[Data excerpts]
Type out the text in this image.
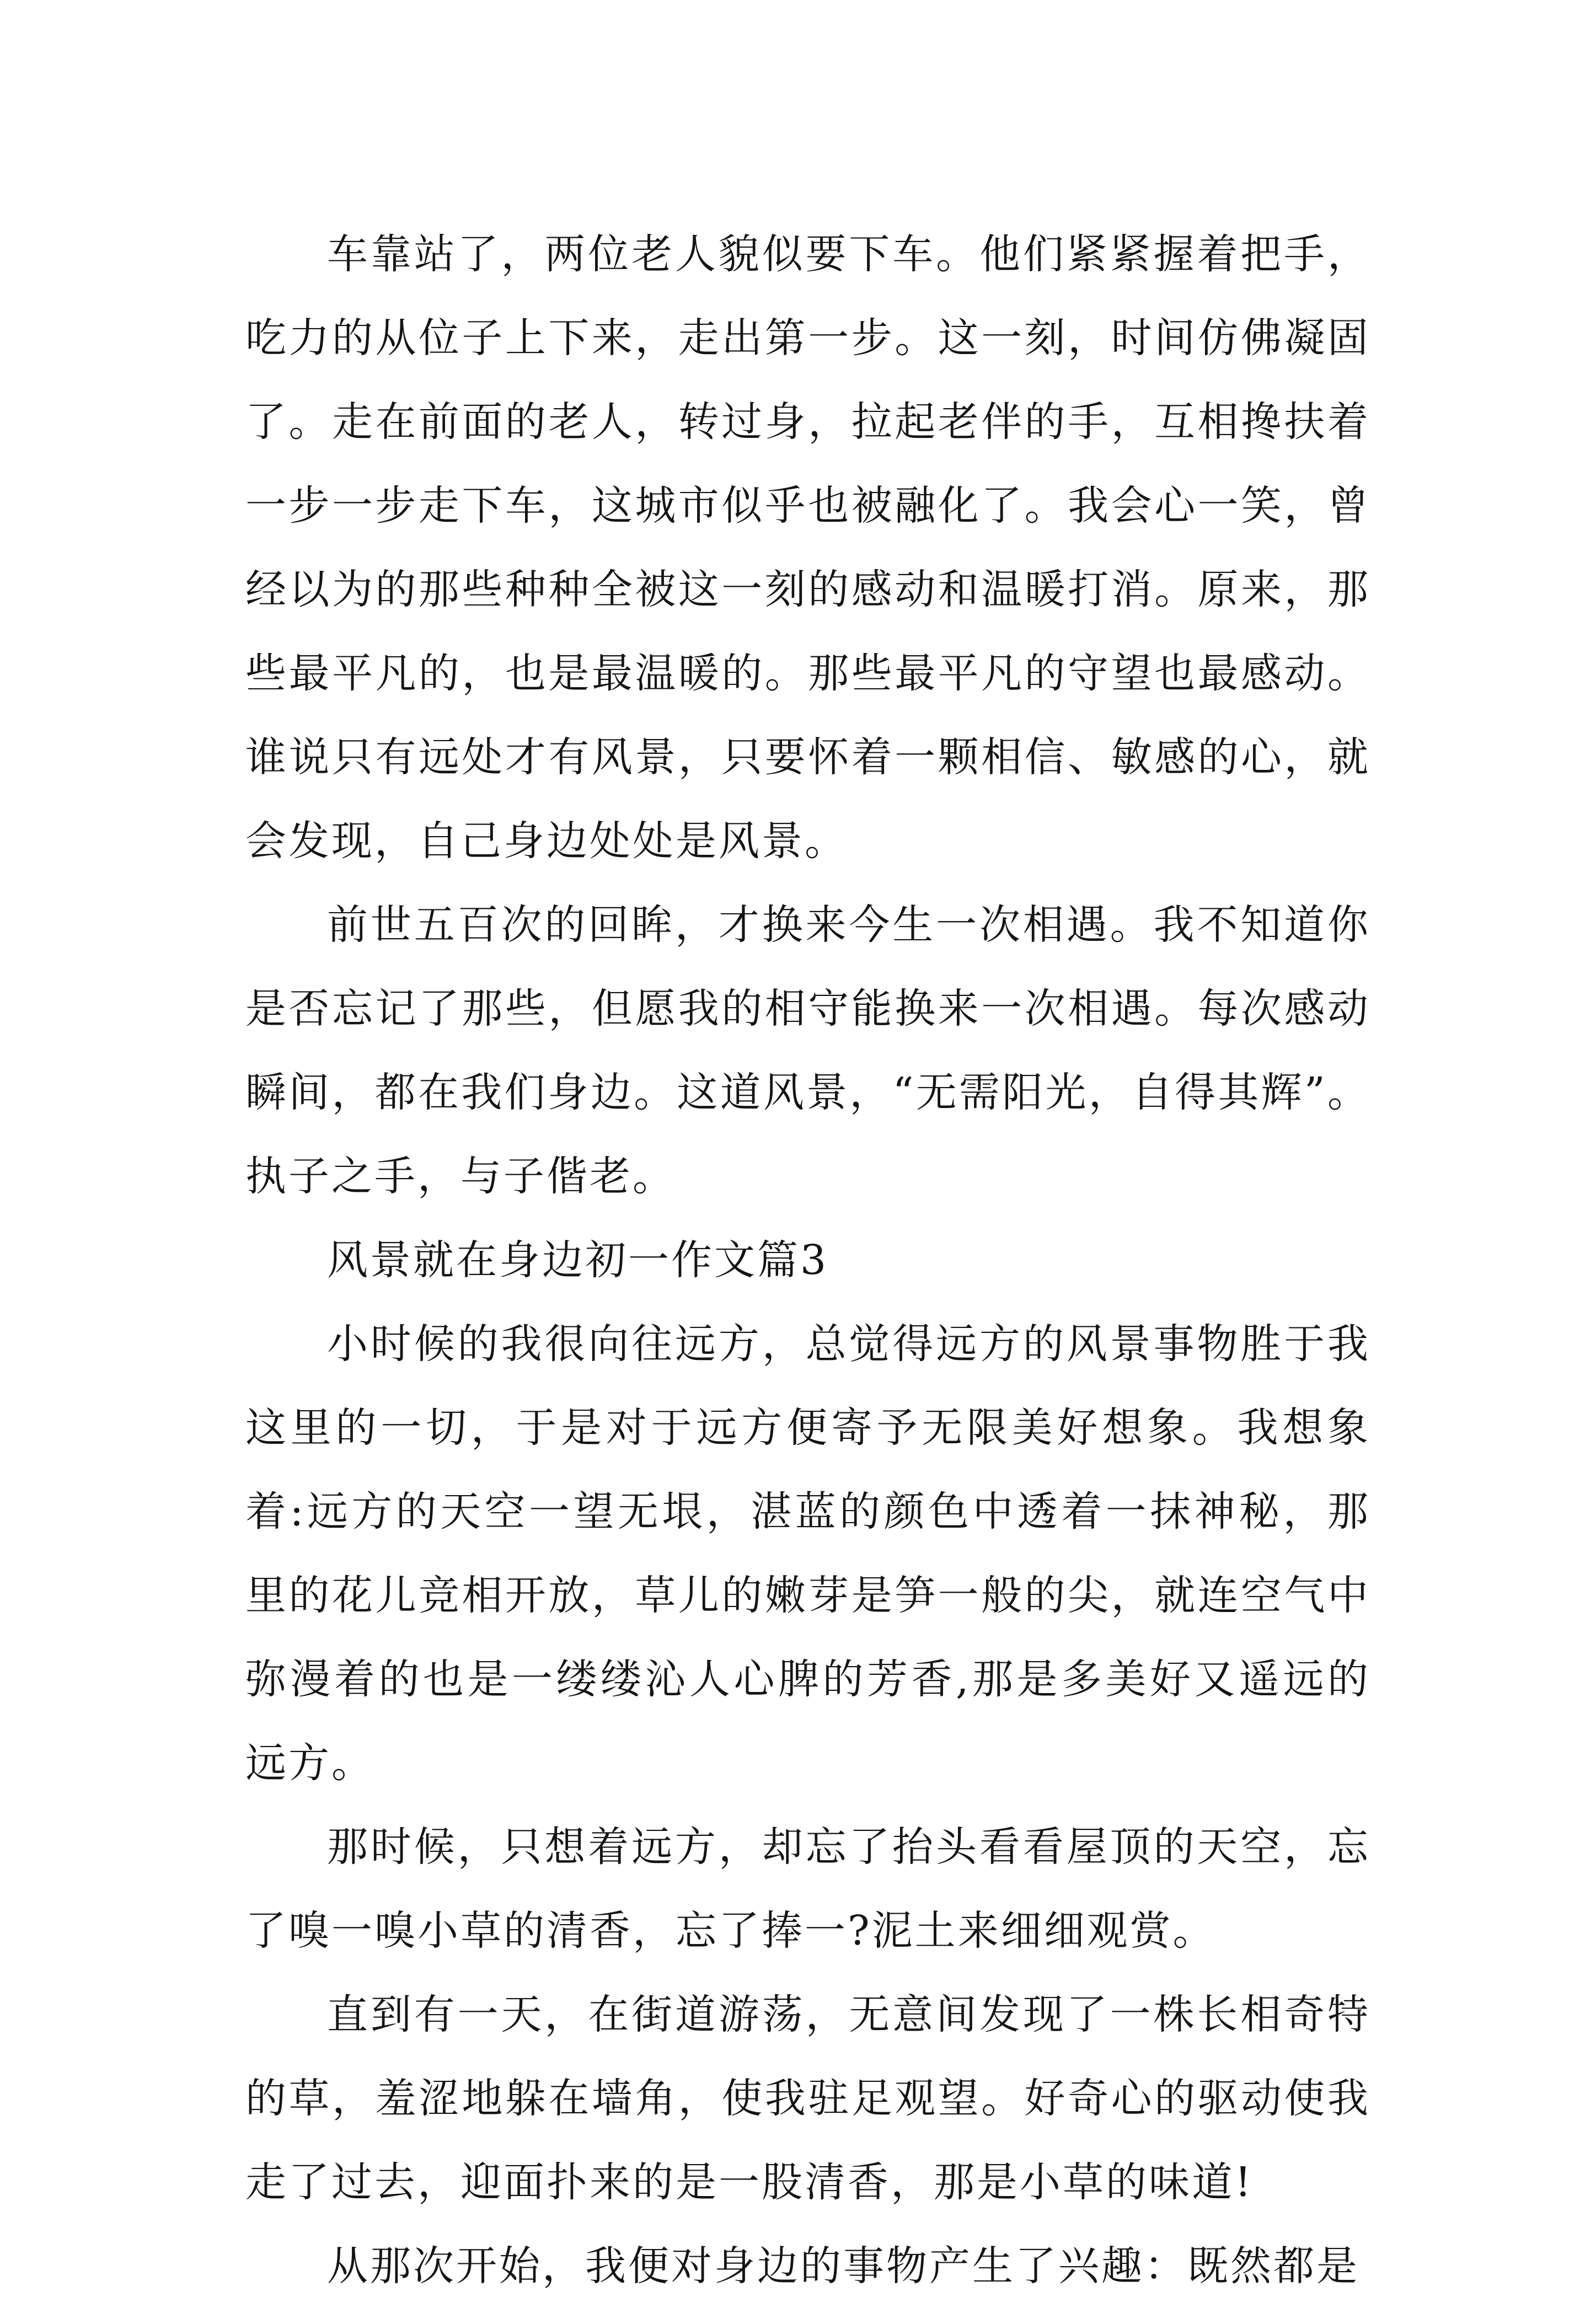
车靠站了，两位老人貌似要下车。他们紧紧握着把手，吃力的从位子上下来，走出第一步。这一刻，时间仿佛凝固了。走在前面的老人，转过身，拉起老伴的手，互相搀扶着一步一步走下车，这城市似乎也被融化了。我会心一笑，曾经以为的那些种种全被这一刻的感动和温暖打消。原来，那些最平凡的，也是最温暖的。那些最平凡的守望也最感动。谁说只有远处才有风景，只要怀着一颗相信、敏感的心，就会发现，自己身边处处是风景。

前世五百次的回眸，才换来今生一次相遇。我不知道你是否忘记了那些，但愿我的相守能换来一次相遇。每次感动瞬间，都在我们身边。这道风景，“无需阳光，自得其辉”。执子之手，与子偕老。

风景就在身边初一作文篇3

小时候的我很向往远方，总觉得远方的风景事物胜于我这里的一切，于是对于远方便寄予无限美好想象。我想象着:远方的天空一望无垠，湛蓝的颜色中透着一抹神秘，那里的花儿竞相开放，草儿的嫩芽是笋一般的尖，就连空气中弥漫着的也是一缕缕沁人心脾的芳香,那是多美好又遥远的远方。

那时候，只想着远方，却忘了抬头看看屋顶的天空，忘了嗅一嗅小草的清香，忘了捧一?泥土来细细观赏。

直到有一天，在街道游荡，无意间发现了一株长相奇特的草，羞涩地躲在墙角，使我驻足观望。好奇心的驱动使我走了过去，迎面扑来的是一股清香，那是小草的味道!

从那次开始，我便对身边的事物产生了兴趣：既然都是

(AIM) Without the images, write out each line of the data verbatim.

(EXPECTED ANSWER)
Type out the text in this image.
车靠站了，两位老人貌似要下车。他们紧紧握着把手，吃力的从位子上下来，走出第一步。这一刻，时间仿佛凝固了。走在前面的老人，转过身，拉起老伴的手，互相搀扶着一步一步走下车，这城市似乎也被融化了。我会心一笑，曾经以为的那些种种全被这一刻的感动和温暖打消。原来，那些最平凡的，也是最温暖的。那些最平凡的守望也最感动。谁说只有远处才有风景，只要怀着一颗相信、敏感的心，就会发现，自己身边处处是风景。

前世五百次的回眸，才换来今生一次相遇。我不知道你是否忘记了那些，但愿我的相守能换来一次相遇。每次感动瞬间，都在我们身边。这道风景，“无需阳光，自得其辉”。执子之手，与子偕老。

风景就在身边初一作文篇3

小时候的我很向往远方，总觉得远方的风景事物胜于我这里的一切，于是对于远方便寄予无限美好想象。我想象着:远方的天空一望无垠，湛蓝的颜色中透着一抹神秘，那里的花儿竞相开放，草儿的嫩芽是笋一般的尖，就连空气中弥漫着的也是一缕缕沁人心脾的芳香,那是多美好又遥远的远方。

那时候，只想着远方，却忘了抬头看看屋顶的天空，忘了嗅一嗅小草的清香，忘了捧一?泥土来细细观赏。

直到有一天，在街道游荡，无意间发现了一株长相奇特的草，羞涩地躲在墙角，使我驻足观望。好奇心的驱动使我走了过去，迎面扑来的是一股清香，那是小草的味道!

从那次开始，我便对身边的事物产生了兴趣：既然都是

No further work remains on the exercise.